- **Instructions for the task**
Check every line in the records below for the word "name" and report how many have it, nothing more.

[Dataset records]
:::

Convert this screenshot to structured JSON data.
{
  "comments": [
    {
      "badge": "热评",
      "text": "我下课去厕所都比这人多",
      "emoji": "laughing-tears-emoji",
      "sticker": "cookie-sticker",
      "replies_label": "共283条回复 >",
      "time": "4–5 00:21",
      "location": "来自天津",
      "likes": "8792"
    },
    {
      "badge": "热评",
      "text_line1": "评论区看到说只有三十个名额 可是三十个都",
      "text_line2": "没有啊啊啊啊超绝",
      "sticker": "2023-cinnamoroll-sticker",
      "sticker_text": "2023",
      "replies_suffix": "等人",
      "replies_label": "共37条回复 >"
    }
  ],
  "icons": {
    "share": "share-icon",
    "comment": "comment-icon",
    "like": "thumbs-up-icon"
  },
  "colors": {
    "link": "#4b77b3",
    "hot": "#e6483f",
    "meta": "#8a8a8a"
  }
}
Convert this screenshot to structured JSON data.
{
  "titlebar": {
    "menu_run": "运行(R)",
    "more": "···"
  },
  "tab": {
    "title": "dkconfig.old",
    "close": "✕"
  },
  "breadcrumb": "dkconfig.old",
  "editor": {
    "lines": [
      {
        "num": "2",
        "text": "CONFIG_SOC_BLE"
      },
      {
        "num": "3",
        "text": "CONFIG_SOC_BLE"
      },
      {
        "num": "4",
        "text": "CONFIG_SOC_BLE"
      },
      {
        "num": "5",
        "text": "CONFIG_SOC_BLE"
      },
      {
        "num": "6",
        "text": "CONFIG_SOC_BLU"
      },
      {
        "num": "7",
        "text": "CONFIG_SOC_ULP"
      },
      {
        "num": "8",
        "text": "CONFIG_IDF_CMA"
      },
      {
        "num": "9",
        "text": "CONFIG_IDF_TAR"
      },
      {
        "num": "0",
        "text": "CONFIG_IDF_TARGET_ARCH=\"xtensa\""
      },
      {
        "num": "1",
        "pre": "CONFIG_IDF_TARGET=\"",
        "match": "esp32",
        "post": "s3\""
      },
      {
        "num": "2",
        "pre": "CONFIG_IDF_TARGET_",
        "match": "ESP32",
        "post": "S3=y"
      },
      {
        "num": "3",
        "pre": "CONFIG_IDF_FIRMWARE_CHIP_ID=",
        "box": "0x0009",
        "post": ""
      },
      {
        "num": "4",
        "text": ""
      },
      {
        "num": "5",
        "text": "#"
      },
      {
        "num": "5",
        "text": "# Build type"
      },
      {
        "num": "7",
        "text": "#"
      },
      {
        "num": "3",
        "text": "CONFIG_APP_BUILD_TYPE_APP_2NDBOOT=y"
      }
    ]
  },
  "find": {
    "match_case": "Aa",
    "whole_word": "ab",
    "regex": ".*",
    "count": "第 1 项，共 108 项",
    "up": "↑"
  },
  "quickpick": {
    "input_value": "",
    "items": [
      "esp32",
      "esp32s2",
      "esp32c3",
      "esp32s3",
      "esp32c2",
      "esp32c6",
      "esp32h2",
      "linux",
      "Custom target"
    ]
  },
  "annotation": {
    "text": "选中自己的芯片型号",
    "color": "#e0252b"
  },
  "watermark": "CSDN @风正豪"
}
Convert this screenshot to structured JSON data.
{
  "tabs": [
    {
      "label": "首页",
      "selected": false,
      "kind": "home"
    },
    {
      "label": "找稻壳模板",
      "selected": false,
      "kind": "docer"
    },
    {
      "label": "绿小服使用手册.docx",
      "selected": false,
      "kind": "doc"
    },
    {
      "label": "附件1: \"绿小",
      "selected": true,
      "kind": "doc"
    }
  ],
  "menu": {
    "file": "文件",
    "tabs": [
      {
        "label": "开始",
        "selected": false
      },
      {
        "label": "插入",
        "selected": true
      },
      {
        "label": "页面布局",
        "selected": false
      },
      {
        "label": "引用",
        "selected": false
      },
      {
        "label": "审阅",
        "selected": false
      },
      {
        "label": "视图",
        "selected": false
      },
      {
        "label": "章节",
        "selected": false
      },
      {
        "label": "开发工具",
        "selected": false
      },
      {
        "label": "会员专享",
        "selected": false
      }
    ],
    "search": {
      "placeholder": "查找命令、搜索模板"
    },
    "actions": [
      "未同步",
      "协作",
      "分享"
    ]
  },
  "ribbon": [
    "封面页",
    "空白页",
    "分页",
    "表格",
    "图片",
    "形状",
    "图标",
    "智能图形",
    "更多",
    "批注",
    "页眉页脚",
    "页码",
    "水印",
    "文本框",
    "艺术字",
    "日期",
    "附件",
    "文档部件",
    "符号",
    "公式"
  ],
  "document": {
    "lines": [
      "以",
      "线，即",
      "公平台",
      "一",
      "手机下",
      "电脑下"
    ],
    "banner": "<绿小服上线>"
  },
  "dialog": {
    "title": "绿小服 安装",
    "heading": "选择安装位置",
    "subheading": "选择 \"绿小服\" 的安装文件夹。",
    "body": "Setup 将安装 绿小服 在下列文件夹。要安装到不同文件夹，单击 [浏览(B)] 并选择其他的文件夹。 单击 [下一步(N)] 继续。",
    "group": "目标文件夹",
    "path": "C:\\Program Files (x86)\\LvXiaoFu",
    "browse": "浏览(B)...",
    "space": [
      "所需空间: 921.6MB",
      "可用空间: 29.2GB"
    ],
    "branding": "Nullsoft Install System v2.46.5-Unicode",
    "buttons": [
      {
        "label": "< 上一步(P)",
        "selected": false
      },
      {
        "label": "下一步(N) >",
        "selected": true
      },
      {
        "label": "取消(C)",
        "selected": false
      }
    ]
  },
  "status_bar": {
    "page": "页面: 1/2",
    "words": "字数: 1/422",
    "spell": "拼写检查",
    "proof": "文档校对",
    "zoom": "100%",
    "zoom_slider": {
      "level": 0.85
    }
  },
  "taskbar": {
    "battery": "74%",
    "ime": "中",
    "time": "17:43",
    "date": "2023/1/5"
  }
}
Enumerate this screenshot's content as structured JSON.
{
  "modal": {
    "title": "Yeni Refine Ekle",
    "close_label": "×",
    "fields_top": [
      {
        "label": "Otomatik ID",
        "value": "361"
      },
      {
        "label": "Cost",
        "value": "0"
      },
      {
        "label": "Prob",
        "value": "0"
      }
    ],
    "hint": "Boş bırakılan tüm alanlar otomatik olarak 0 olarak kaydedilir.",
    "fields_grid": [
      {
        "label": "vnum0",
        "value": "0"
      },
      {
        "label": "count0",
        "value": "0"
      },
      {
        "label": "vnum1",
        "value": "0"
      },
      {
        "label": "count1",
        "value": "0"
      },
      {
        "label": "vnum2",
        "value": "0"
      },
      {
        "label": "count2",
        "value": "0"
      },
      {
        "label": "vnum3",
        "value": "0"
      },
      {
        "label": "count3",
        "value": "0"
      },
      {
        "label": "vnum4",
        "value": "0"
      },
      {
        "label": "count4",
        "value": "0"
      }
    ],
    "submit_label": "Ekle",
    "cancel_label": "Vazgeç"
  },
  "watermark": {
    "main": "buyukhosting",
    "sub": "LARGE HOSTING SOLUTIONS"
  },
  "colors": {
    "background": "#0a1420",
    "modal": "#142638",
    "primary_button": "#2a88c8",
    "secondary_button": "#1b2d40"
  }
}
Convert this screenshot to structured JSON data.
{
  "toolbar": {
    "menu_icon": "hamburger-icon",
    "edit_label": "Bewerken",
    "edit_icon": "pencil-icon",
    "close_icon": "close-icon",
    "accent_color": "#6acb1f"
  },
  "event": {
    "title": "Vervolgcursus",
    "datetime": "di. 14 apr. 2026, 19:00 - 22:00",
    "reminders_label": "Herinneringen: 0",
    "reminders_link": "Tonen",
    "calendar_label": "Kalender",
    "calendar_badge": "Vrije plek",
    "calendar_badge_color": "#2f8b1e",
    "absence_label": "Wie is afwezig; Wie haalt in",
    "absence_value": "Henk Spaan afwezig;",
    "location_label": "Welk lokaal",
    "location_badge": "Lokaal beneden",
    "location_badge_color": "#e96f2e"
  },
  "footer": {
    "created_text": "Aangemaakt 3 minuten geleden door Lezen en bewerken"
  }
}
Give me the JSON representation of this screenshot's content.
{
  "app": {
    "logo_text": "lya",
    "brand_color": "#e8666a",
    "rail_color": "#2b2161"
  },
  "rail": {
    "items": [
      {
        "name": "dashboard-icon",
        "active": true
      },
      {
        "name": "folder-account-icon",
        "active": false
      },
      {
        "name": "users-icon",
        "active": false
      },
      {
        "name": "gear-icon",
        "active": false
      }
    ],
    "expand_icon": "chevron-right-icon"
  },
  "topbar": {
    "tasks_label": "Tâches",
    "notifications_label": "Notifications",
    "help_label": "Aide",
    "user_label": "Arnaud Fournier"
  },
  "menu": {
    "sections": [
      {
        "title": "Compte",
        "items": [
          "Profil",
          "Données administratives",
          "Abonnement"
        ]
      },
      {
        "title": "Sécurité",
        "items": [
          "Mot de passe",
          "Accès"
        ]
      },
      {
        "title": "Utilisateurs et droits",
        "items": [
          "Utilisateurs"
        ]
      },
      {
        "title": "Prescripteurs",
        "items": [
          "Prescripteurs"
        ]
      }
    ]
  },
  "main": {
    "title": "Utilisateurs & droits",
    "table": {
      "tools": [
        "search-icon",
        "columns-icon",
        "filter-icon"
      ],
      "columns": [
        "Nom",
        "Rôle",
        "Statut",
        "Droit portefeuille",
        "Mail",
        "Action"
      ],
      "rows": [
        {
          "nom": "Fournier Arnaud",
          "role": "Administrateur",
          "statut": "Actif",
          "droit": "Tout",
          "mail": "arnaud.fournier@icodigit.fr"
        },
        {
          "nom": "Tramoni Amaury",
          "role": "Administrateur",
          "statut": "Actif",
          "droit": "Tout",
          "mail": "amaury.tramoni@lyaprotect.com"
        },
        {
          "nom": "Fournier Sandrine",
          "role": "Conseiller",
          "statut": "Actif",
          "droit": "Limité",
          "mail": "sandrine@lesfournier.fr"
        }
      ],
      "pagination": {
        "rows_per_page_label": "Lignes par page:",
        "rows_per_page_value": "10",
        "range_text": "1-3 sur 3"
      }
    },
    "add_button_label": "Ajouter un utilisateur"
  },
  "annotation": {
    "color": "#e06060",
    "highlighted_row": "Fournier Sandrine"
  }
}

:::

- **Response for this exercise**
4